*Directions for this task*.
Copy each line exactly.
::::::
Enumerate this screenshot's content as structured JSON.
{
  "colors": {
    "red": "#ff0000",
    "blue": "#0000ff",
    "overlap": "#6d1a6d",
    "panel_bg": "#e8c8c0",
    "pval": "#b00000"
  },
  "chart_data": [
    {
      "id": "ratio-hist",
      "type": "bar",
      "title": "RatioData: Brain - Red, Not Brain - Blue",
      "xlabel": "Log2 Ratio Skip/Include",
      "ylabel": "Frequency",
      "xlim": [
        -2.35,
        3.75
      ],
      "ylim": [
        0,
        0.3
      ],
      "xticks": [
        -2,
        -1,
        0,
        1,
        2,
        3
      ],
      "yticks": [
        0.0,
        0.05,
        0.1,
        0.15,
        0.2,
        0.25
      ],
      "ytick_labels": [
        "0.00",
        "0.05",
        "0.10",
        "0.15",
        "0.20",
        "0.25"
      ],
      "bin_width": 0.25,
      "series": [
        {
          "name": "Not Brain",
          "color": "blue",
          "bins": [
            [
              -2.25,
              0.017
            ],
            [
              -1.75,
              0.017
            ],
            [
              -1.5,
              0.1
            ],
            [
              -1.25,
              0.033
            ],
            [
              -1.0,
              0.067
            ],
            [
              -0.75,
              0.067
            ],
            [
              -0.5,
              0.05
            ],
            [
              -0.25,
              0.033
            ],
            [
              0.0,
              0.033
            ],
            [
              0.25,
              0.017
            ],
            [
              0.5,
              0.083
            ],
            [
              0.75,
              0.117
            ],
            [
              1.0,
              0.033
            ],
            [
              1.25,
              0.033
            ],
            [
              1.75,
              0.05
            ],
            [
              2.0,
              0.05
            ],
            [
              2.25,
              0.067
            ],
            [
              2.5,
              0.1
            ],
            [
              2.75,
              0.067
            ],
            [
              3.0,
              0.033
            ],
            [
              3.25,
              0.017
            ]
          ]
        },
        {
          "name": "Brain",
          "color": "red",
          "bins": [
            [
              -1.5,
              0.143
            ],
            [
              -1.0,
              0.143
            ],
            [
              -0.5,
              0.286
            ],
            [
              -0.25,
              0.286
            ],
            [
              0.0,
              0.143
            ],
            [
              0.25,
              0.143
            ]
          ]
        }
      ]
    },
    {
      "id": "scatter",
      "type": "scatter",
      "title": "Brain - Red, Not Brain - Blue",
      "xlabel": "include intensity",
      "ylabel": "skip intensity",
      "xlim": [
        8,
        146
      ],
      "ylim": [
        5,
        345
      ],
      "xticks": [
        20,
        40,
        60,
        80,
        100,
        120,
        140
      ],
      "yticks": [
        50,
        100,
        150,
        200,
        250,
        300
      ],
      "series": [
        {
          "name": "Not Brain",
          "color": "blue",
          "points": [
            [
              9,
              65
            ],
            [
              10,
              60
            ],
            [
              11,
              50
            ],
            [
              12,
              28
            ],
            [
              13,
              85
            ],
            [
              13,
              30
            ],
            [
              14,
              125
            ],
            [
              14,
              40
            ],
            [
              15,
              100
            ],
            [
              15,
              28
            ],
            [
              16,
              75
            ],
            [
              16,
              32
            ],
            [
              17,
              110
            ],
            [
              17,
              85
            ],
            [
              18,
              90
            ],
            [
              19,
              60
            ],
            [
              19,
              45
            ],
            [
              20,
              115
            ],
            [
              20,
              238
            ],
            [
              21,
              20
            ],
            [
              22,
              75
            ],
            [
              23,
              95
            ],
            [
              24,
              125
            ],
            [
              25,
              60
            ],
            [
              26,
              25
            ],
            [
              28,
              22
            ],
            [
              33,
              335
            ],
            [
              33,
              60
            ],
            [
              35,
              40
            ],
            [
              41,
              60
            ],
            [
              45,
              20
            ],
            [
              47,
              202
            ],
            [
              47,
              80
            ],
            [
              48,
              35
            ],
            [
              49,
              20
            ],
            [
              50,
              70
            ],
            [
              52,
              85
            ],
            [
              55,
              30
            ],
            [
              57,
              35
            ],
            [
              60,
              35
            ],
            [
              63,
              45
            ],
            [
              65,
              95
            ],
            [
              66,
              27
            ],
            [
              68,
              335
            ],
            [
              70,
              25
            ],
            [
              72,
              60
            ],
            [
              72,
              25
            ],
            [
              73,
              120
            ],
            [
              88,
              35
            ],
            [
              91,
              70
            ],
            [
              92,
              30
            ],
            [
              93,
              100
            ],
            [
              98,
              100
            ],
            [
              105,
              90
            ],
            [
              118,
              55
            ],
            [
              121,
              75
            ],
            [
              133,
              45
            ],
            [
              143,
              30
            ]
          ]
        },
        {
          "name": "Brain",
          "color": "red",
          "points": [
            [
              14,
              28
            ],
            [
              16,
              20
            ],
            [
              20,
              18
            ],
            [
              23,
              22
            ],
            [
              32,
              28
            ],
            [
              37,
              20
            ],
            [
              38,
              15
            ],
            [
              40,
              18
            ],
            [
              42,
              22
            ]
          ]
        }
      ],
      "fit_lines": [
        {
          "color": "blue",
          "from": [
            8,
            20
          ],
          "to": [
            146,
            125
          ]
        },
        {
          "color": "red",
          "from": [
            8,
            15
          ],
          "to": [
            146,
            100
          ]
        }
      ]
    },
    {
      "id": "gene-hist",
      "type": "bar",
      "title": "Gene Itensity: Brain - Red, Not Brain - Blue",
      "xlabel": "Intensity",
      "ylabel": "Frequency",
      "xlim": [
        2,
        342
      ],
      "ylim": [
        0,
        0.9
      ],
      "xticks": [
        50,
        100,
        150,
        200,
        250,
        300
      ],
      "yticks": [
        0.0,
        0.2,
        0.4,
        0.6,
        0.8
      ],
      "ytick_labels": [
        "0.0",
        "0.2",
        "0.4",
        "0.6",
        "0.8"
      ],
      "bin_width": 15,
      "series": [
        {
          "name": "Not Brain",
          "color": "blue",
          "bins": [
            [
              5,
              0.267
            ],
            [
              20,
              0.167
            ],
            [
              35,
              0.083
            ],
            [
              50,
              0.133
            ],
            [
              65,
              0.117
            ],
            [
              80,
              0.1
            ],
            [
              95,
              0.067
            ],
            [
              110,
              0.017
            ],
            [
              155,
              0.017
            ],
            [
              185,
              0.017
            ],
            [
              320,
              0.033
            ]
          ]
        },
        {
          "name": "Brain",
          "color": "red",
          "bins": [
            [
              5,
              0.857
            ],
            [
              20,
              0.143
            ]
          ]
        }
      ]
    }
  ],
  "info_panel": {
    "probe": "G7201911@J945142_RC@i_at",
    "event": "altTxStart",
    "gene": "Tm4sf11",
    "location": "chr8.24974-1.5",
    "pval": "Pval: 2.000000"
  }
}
::::::
*Output for this task*.
Enumerate this screenshot's content as structured JSON.
{
  "colors": {
    "red": "#ff0000",
    "blue": "#0000ff",
    "overlap": "#6d1a6d",
    "panel_bg": "#e8c8c0",
    "pval": "#b00000"
  },
  "chart_data": [
    {
      "id": "ratio-hist",
      "type": "bar",
      "title": "RatioData: Brain - Red, Not Brain - Blue",
      "xlabel": "Log2 Ratio Skip/Include",
      "ylabel": "Frequency",
      "xlim": [
        -2.35,
        3.75
      ],
      "ylim": [
        0,
        0.3
      ],
      "xticks": [
        -2,
        -1,
        0,
        1,
        2,
        3
      ],
      "yticks": [
        0.0,
        0.05,
        0.1,
        0.15,
        0.2,
        0.25
      ],
      "ytick_labels": [
        "0.00",
        "0.05",
        "0.10",
        "0.15",
        "0.20",
        "0.25"
      ],
      "bin_width": 0.25,
      "series": [
        {
          "name": "Not Brain",
          "color": "blue",
          "bins": [
            [
              -2.25,
              0.017
            ],
            [
              -1.75,
              0.017
            ],
            [
              -1.5,
              0.1
            ],
            [
              -1.25,
              0.033
            ],
            [
              -1.0,
              0.067
            ],
            [
              -0.75,
              0.067
            ],
            [
              -0.5,
              0.05
            ],
            [
              -0.25,
              0.033
            ],
            [
              0.0,
              0.033
            ],
            [
              0.25,
              0.017
            ],
            [
              0.5,
              0.083
            ],
            [
              0.75,
              0.117
            ],
            [
              1.0,
              0.033
            ],
            [
              1.25,
              0.033
            ],
            [
              1.75,
              0.05
            ],
            [
              2.0,
              0.05
            ],
            [
              2.25,
              0.067
            ],
            [
              2.5,
              0.1
            ],
            [
              2.75,
              0.067
            ],
            [
              3.0,
              0.033
            ],
            [
              3.25,
              0.017
            ]
          ]
        },
        {
          "name": "Brain",
          "color": "red",
          "bins": [
            [
              -1.5,
              0.143
            ],
            [
              -1.0,
              0.143
            ],
            [
              -0.5,
              0.286
            ],
            [
              -0.25,
              0.286
            ],
            [
              0.0,
              0.143
            ],
            [
              0.25,
              0.143
            ]
          ]
        }
      ]
    },
    {
      "id": "scatter",
      "type": "scatter",
      "title": "Brain - Red, Not Brain - Blue",
      "xlabel": "include intensity",
      "ylabel": "skip intensity",
      "xlim": [
        8,
        146
      ],
      "ylim": [
        5,
        345
      ],
      "xticks": [
        20,
        40,
        60,
        80,
        100,
        120,
        140
      ],
      "yticks": [
        50,
        100,
        150,
        200,
        250,
        300
      ],
      "series": [
        {
          "name": "Not Brain",
          "color": "blue",
          "points": [
            [
              9,
              65
            ],
            [
              10,
              60
            ],
            [
              11,
              50
            ],
            [
              12,
              28
            ],
            [
              13,
              85
            ],
            [
              13,
              30
            ],
            [
              14,
              125
            ],
            [
              14,
              40
            ],
            [
              15,
              100
            ],
            [
              15,
              28
            ],
            [
              16,
              75
            ],
            [
              16,
              32
            ],
            [
              17,
              110
            ],
            [
              17,
              85
            ],
            [
              18,
              90
            ],
            [
              19,
              60
            ],
            [
              19,
              45
            ],
            [
              20,
              115
            ],
            [
              20,
              238
            ],
            [
              21,
              20
            ],
            [
              22,
              75
            ],
            [
              23,
              95
            ],
            [
              24,
              125
            ],
            [
              25,
              60
            ],
            [
              26,
              25
            ],
            [
              28,
              22
            ],
            [
              33,
              335
            ],
            [
              33,
              60
            ],
            [
              35,
              40
            ],
            [
              41,
              60
            ],
            [
              45,
              20
            ],
            [
              47,
              202
            ],
            [
              47,
              80
            ],
            [
              48,
              35
            ],
            [
              49,
              20
            ],
            [
              50,
              70
            ],
            [
              52,
              85
            ],
            [
              55,
              30
            ],
            [
              57,
              35
            ],
            [
              60,
              35
            ],
            [
              63,
              45
            ],
            [
              65,
              95
            ],
            [
              66,
              27
            ],
            [
              68,
              335
            ],
            [
              70,
              25
            ],
            [
              72,
              60
            ],
            [
              72,
              25
            ],
            [
              73,
              120
            ],
            [
              88,
              35
            ],
            [
              91,
              70
            ],
            [
              92,
              30
            ],
            [
              93,
              100
            ],
            [
              98,
              100
            ],
            [
              105,
              90
            ],
            [
              118,
              55
            ],
            [
              121,
              75
            ],
            [
              133,
              45
            ],
            [
              143,
              30
            ]
          ]
        },
        {
          "name": "Brain",
          "color": "red",
          "points": [
            [
              14,
              28
            ],
            [
              16,
              20
            ],
            [
              20,
              18
            ],
            [
              23,
              22
            ],
            [
              32,
              28
            ],
            [
              37,
              20
            ],
            [
              38,
              15
            ],
            [
              40,
              18
            ],
            [
              42,
              22
            ]
          ]
        }
      ],
      "fit_lines": [
        {
          "color": "blue",
          "from": [
            8,
            20
          ],
          "to": [
            146,
            125
          ]
        },
        {
          "color": "red",
          "from": [
            8,
            15
          ],
          "to": [
            146,
            100
          ]
        }
      ]
    },
    {
      "id": "gene-hist",
      "type": "bar",
      "title": "Gene Itensity: Brain - Red, Not Brain - Blue",
      "xlabel": "Intensity",
      "ylabel": "Frequency",
      "xlim": [
        2,
        342
      ],
      "ylim": [
        0,
        0.9
      ],
      "xticks": [
        50,
        100,
        150,
        200,
        250,
        300
      ],
      "yticks": [
        0.0,
        0.2,
        0.4,
        0.6,
        0.8
      ],
      "ytick_labels": [
        "0.0",
        "0.2",
        "0.4",
        "0.6",
        "0.8"
      ],
      "bin_width": 15,
      "series": [
        {
          "name": "Not Brain",
          "color": "blue",
          "bins": [
            [
              5,
              0.267
            ],
            [
              20,
              0.167
            ],
            [
              35,
              0.083
            ],
            [
              50,
              0.133
            ],
            [
              65,
              0.117
            ],
            [
              80,
              0.1
            ],
            [
              95,
              0.067
            ],
            [
              110,
              0.017
            ],
            [
              155,
              0.017
            ],
            [
              185,
              0.017
            ],
            [
              320,
              0.033
            ]
          ]
        },
        {
          "name": "Brain",
          "color": "red",
          "bins": [
            [
              5,
              0.857
            ],
            [
              20,
              0.143
            ]
          ]
        }
      ]
    }
  ],
  "info_panel": {
    "probe": "G7201911@J945142_RC@i_at",
    "event": "altTxStart",
    "gene": "Tm4sf11",
    "location": "chr8.24974-1.5",
    "pval": "Pval: 2.000000"
  }
}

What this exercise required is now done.